[Exercise tasks]
• A. List the section headings in the Ekspress-AT2 fact sheet that come after its opening block.
• B. In the Ekspress-AT2 fact sheet, which rocket launched the satellite?
• C. Carry on the Ekspress-AT2 fact sheet from its last line.

Ekspress-AT2
- Names: Экспресс-АT2 Express-AT2
- Mission type: Communications
- Operator: Russian Satellite Communications Company (RSCC)
- COSPAR ID: 2014-010B
- SATCAT no.: 39613
- Website: eng.rscc.ru
- Mission duration: 15 years (planned) 12 years and 20 days (in progress)

Spacecraft properties
- Spacecraft: Ekspress-AT2
- Spacecraft type: Ekspress
- Bus: Ekspress-1000K
- Manufacturer: ISS Reshetnev
- Launch mass: 1,427 kg (3,146 lb)
- Power: 3 kW

Start of mission
- Launch date: 15 March 2014, 23:08:00 UTC
- Rocket: Proton-M / Briz-M
- Launch site: Baikonur, Site 81/24
- Contractor: Khrunichev State Research and Production Space Center
- Entered service: 27 May 2014

Orbital parameters
- Reference system: Geocentric orbit
- Regime: Geostationary orbit
- Longitude: 56° East (2026–present) 140° East (2014–2026)

[Entries provided]

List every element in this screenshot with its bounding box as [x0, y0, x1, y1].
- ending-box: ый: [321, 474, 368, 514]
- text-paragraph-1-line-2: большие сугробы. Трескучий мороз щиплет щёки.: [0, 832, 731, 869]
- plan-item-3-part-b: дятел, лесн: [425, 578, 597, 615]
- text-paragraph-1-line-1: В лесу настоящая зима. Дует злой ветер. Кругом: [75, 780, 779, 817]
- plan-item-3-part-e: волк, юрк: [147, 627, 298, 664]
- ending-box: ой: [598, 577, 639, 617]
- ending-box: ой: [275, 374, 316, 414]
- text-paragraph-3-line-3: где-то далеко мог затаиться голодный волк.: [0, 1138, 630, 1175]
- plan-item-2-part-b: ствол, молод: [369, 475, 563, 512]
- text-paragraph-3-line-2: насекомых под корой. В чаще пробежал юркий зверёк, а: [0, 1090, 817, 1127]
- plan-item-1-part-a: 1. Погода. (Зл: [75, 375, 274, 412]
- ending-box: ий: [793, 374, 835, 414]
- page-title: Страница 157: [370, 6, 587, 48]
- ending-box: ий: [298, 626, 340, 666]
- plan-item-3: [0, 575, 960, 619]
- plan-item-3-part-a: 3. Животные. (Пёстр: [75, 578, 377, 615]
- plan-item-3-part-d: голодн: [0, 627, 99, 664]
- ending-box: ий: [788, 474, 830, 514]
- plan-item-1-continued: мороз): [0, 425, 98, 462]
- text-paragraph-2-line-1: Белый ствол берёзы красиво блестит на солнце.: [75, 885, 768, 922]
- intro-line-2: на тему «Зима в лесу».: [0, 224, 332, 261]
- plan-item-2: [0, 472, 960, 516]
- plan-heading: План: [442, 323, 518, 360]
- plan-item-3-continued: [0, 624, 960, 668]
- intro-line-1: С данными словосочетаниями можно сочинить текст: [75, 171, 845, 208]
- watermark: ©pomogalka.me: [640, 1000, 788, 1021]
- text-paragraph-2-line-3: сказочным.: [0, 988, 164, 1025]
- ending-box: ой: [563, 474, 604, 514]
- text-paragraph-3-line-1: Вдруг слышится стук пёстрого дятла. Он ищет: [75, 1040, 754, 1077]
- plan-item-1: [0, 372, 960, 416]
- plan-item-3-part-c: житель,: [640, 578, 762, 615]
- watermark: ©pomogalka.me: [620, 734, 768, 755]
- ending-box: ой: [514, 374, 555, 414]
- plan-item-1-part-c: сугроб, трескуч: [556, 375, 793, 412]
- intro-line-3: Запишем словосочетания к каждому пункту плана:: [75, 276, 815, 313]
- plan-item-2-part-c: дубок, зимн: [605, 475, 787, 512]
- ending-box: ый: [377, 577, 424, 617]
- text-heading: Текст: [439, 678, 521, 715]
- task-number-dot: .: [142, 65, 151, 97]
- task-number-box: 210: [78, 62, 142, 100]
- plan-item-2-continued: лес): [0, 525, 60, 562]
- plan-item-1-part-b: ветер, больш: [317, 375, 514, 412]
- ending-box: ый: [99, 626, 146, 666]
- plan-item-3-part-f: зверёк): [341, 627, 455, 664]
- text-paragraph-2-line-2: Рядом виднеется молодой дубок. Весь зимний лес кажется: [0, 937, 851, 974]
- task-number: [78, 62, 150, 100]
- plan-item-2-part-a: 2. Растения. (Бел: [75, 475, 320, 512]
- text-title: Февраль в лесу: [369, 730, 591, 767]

[Answers in order]
• A.
Spacecraft properties
Start of mission
Orbital parameters

• B. Proton-M / Briz-M

• C.
Transponders
- Band: 16 Ku-band
- Coverage area: Russia, Siberia, Kazakhstan

= Ekspress-AT2 =

Russian communications satellite

Ekspress-AT2 (Экспресс-АT2) is a Russian communications satellite which was launched in March 2014. Part of the Ekspress series of geostationary communications satellites, it is owned and operated by the Russian Satellite Communications Company (RSCC).

== Satellite description ==
It is based on the Ekspress-1000K satellite bus manufactured by ISS Reshetnev. Its mass at launch is 1427 kg, and the power allocated to the payload is about 3000 watts. The satellite carries 16 Ku-band transponders, providing satellite television to Western and Central Russia, as well as Western and Central Siberia, and almost all of Kazakhstan. The planned service life of the satellite is at least 15 years.

== Launch ==
It was launched, with Ekspress-AT1 communications satellite, on 15 March 2014 at 23:08:00 UTC, from Baikonur Cosmodrome at Site 81/24 in the framework of Russian Federal Space Program for 2006–2015, approved by the Government Decree No. 635 signed on 22 October 2005 by Prime Minister Mikhail Fradkov.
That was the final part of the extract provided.